- [EXERCISE]
Note each line of the listing that contains the string "Being", and copy it.

- [DATA FOR THIS EXERCISE]
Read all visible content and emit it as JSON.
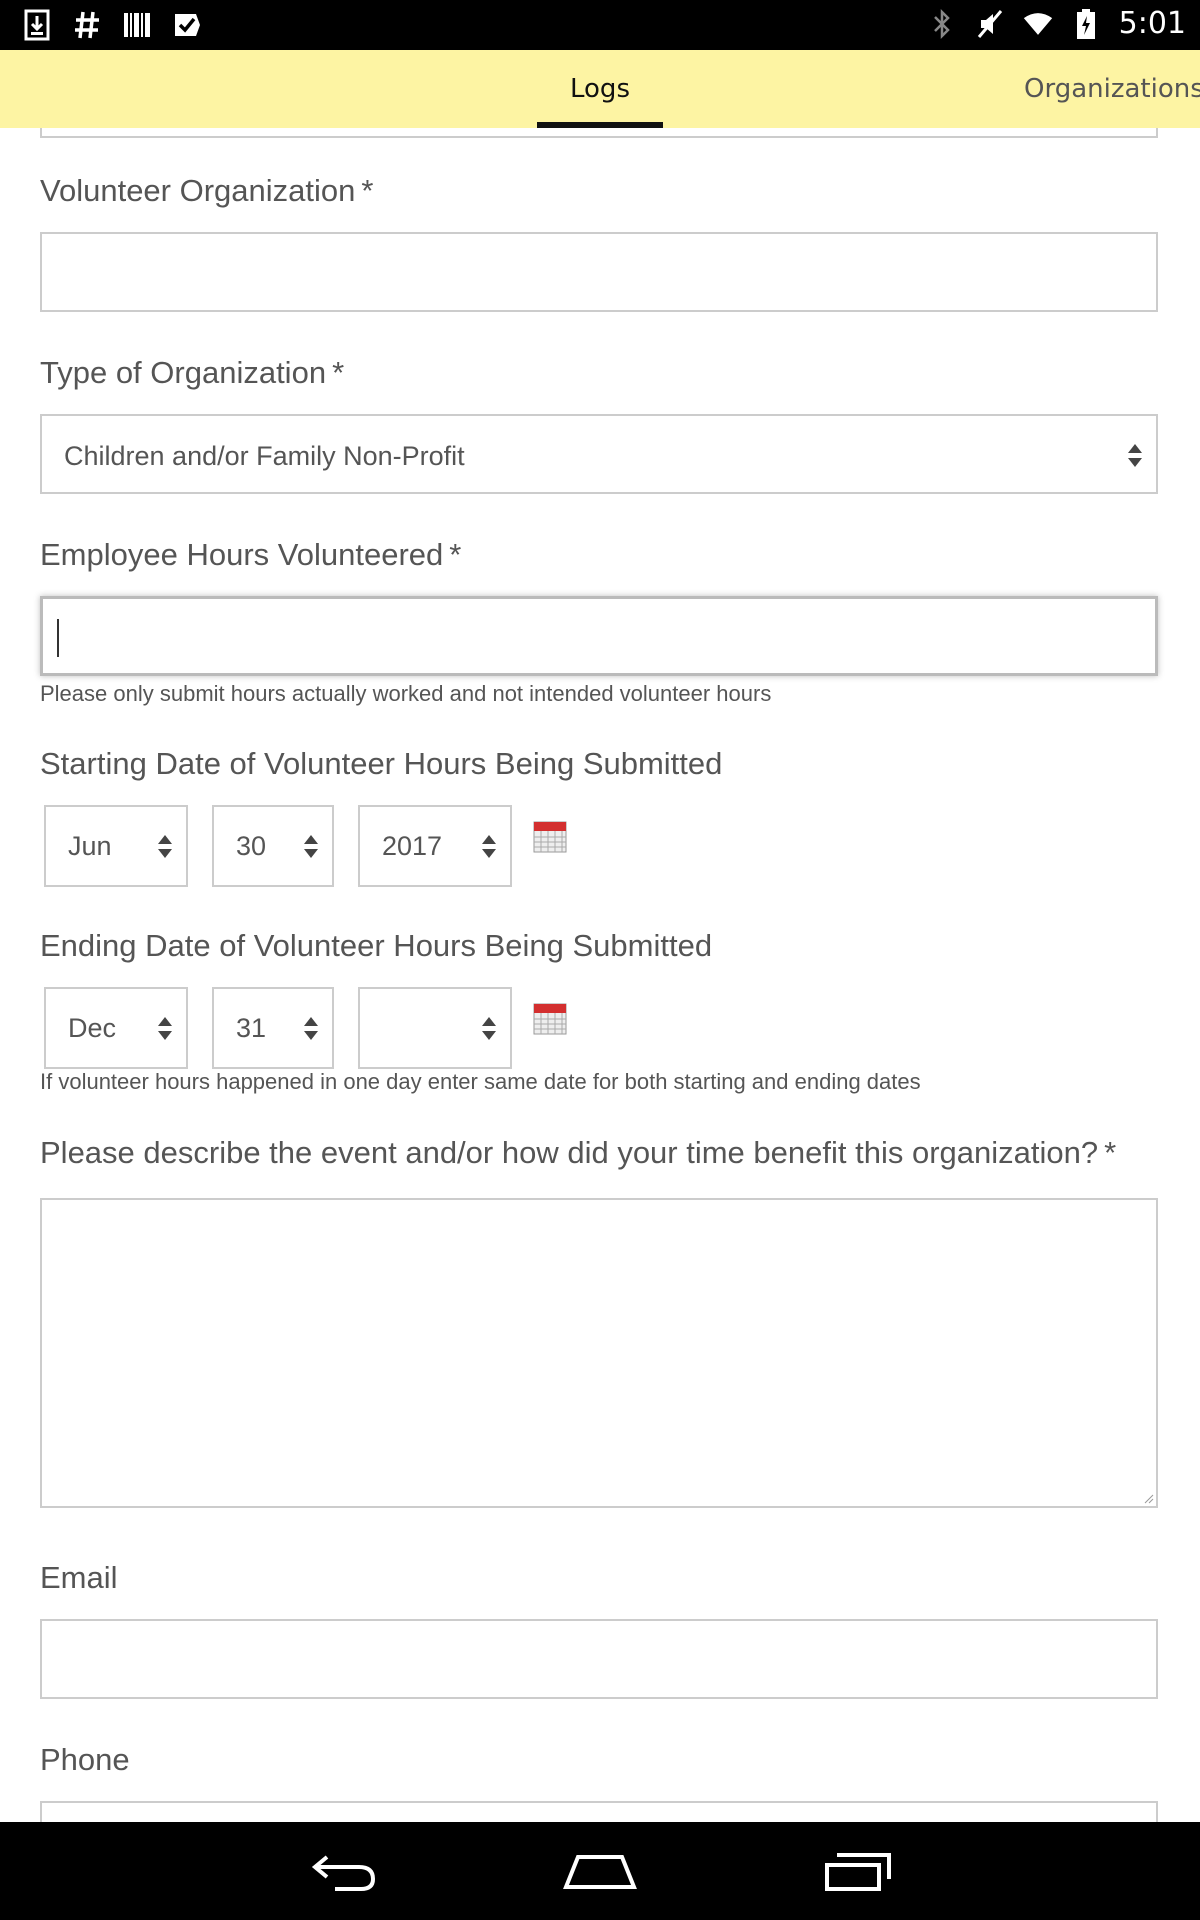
{
  "status_bar": {
    "time": "5:01",
    "left_icons": [
      "download-icon",
      "hashtag-icon",
      "barcode-icon",
      "checkmark-app-icon"
    ],
    "right_icons": [
      "bluetooth-icon",
      "mute-icon",
      "wifi-icon",
      "battery-charging-icon"
    ]
  },
  "tabs": {
    "logs": "Logs",
    "organizations": "Organizations",
    "active": "Logs"
  },
  "form": {
    "required_mark": "*",
    "volunteer_org": {
      "label": "Volunteer Organization",
      "value": ""
    },
    "org_type": {
      "label": "Type of Organization",
      "value": "Children and/or Family Non-Profit"
    },
    "hours": {
      "label": "Employee Hours Volunteered",
      "value": "",
      "help": "Please only submit hours actually worked and not intended volunteer hours"
    },
    "start_date": {
      "label": "Starting Date of Volunteer Hours Being Submitted",
      "month": "Jun",
      "day": "30",
      "year": "2017"
    },
    "end_date": {
      "label": "Ending Date of Volunteer Hours Being Submitted",
      "month": "Dec",
      "day": "31",
      "year": "",
      "help": "If volunteer hours happened in one day enter same date for both starting and ending dates"
    },
    "description": {
      "label": "Please describe the event and/or how did your time benefit this organization?",
      "value": ""
    },
    "email": {
      "label": "Email",
      "value": ""
    },
    "phone": {
      "label": "Phone",
      "value": ""
    }
  },
  "nav_bar": {
    "buttons": [
      "back-icon",
      "home-icon",
      "recents-icon"
    ]
  }
}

- [EXERCISE ANSWER]
      "label": "Starting Date of Volunteer Hours Being Submitted",
      "label": "Ending Date of Volunteer Hours Being Submitted",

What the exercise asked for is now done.